ENTRIES SUPPLIED:
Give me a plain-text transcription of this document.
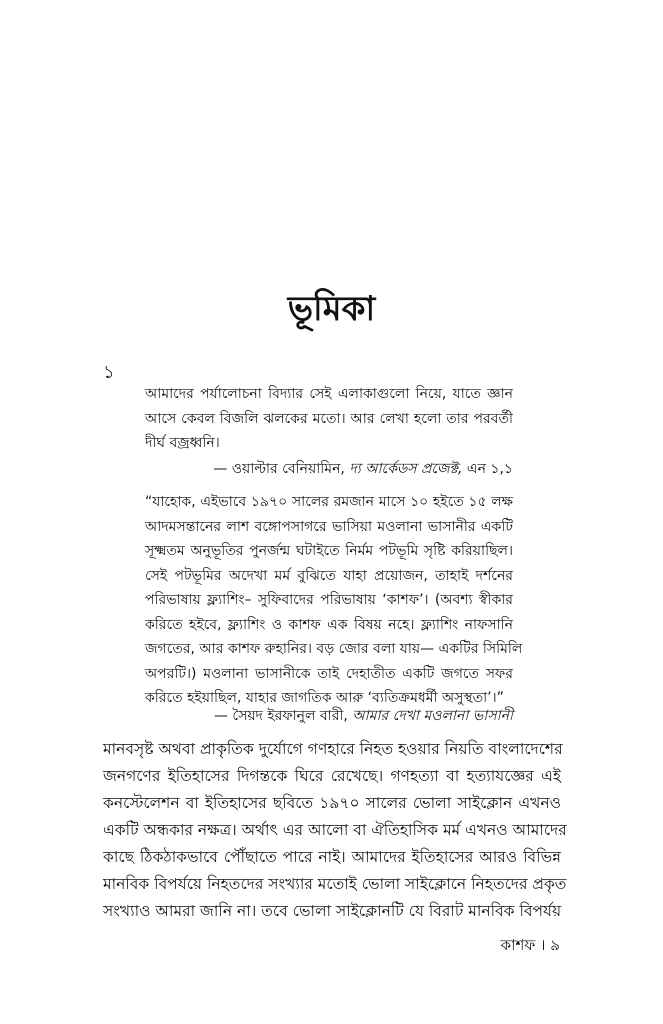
ভূমিকা
১
আমাদের পর্যালোচনা বিদ্যার সেই এলাকাগুলো নিয়ে, যাতে জ্ঞান
আসে কেবল বিজলি ঝলকের মতো। আর লেখা হলো তার পরবর্তী
দীর্ঘ বজ্রধ্বনি।
— ওয়াল্টার বেনিয়ামিন, দ্য আর্কেডস প্রজেক্ট, এন ১,১
“যাহোক, এইভাবে ১৯৭০ সালের রমজান মাসে ১০ হইতে ১৫ লক্ষ
আদমসন্তানের লাশ বঙ্গোপসাগরে ভাসিয়া মওলানা ভাসানীর একটি
সূক্ষ্মতম অনুভূতির পুনর্জন্ম ঘটাইতে নির্মম পটভূমি সৃষ্টি করিয়াছিল।
সেই পটভূমির অদেখা মর্ম বুঝিতে যাহা প্রয়োজন, তাহাই দর্শনের
পরিভাষায় ফ্ল্যাশিং– সুফিবাদের পরিভাষায় ‘কাশফ’। (অবশ্য স্বীকার
করিতে হইবে, ফ্ল্যাশিং ও কাশফ এক বিষয় নহে। ফ্ল্যাশিং নাফসানি
জগতের, আর কাশফ রুহানির। বড় জোর বলা যায়— একটির সিমিলি
অপরটি।) মওলানা ভাসানীকে তাই দেহাতীত একটি জগতে সফর
করিতে হইয়াছিল, যাহার জাগতিক আরু ‘ব্যতিক্রমধর্মী অসুস্থতা’।”
— সৈয়দ ইরফানুল বারী, আমার দেখা মওলানা ভাসানী
মানবসৃষ্ট অথবা প্রাকৃতিক দুর্যোগে গণহারে নিহত হওয়ার নিয়তি বাংলাদেশের
জনগণের ইতিহাসের দিগন্তকে ঘিরে রেখেছে। গণহত্যা বা হত্যাযজ্ঞের এই
কনস্টেলেশন বা ইতিহাসের ছবিতে ১৯৭০ সালের ভোলা সাইক্লোন এখনও
একটি অন্ধকার নক্ষত্র। অর্থাৎ এর আলো বা ঐতিহাসিক মর্ম এখনও আমাদের
কাছে ঠিকঠাকভাবে পৌঁছাতে পারে নাই। আমাদের ইতিহাসের আরও বিভিন্ন
মানবিক বিপর্যয়ে নিহতদের সংখ্যার মতোই ভোলা সাইক্লোনে নিহতদের প্রকৃত
সংখ্যাও আমরা জানি না। তবে ভোলা সাইক্লোনটি যে বিরাট মানবিক বিপর্যয়
কাশফ । ৯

WHAT TO DO: Copy out all the entries exactly. Images stay out of the copy.

SOLUTION TO THIS PROBLEM:
Give me a plain-text transcription of this document.
ভূমিকা
১
আমাদের পর্যালোচনা বিদ্যার সেই এলাকাগুলো নিয়ে, যাতে জ্ঞান
আসে কেবল বিজলি ঝলকের মতো। আর লেখা হলো তার পরবর্তী
দীর্ঘ বজ্রধ্বনি।
— ওয়াল্টার বেনিয়ামিন, দ্য আর্কেডস প্রজেক্ট, এন ১,১
“যাহোক, এইভাবে ১৯৭০ সালের রমজান মাসে ১০ হইতে ১৫ লক্ষ
আদমসন্তানের লাশ বঙ্গোপসাগরে ভাসিয়া মওলানা ভাসানীর একটি
সূক্ষ্মতম অনুভূতির পুনর্জন্ম ঘটাইতে নির্মম পটভূমি সৃষ্টি করিয়াছিল।
সেই পটভূমির অদেখা মর্ম বুঝিতে যাহা প্রয়োজন, তাহাই দর্শনের
পরিভাষায় ফ্ল্যাশিং– সুফিবাদের পরিভাষায় ‘কাশফ’। (অবশ্য স্বীকার
করিতে হইবে, ফ্ল্যাশিং ও কাশফ এক বিষয় নহে। ফ্ল্যাশিং নাফসানি
জগতের, আর কাশফ রুহানির। বড় জোর বলা যায়— একটির সিমিলি
অপরটি।) মওলানা ভাসানীকে তাই দেহাতীত একটি জগতে সফর
করিতে হইয়াছিল, যাহার জাগতিক আরু ‘ব্যতিক্রমধর্মী অসুস্থতা’।”
— সৈয়দ ইরফানুল বারী, আমার দেখা মওলানা ভাসানী
মানবসৃষ্ট অথবা প্রাকৃতিক দুর্যোগে গণহারে নিহত হওয়ার নিয়তি বাংলাদেশের
জনগণের ইতিহাসের দিগন্তকে ঘিরে রেখেছে। গণহত্যা বা হত্যাযজ্ঞের এই
কনস্টেলেশন বা ইতিহাসের ছবিতে ১৯৭০ সালের ভোলা সাইক্লোন এখনও
একটি অন্ধকার নক্ষত্র। অর্থাৎ এর আলো বা ঐতিহাসিক মর্ম এখনও আমাদের
কাছে ঠিকঠাকভাবে পৌঁছাতে পারে নাই। আমাদের ইতিহাসের আরও বিভিন্ন
মানবিক বিপর্যয়ে নিহতদের সংখ্যার মতোই ভোলা সাইক্লোনে নিহতদের প্রকৃত
সংখ্যাও আমরা জানি না। তবে ভোলা সাইক্লোনটি যে বিরাট মানবিক বিপর্যয়
কাশফ । ৯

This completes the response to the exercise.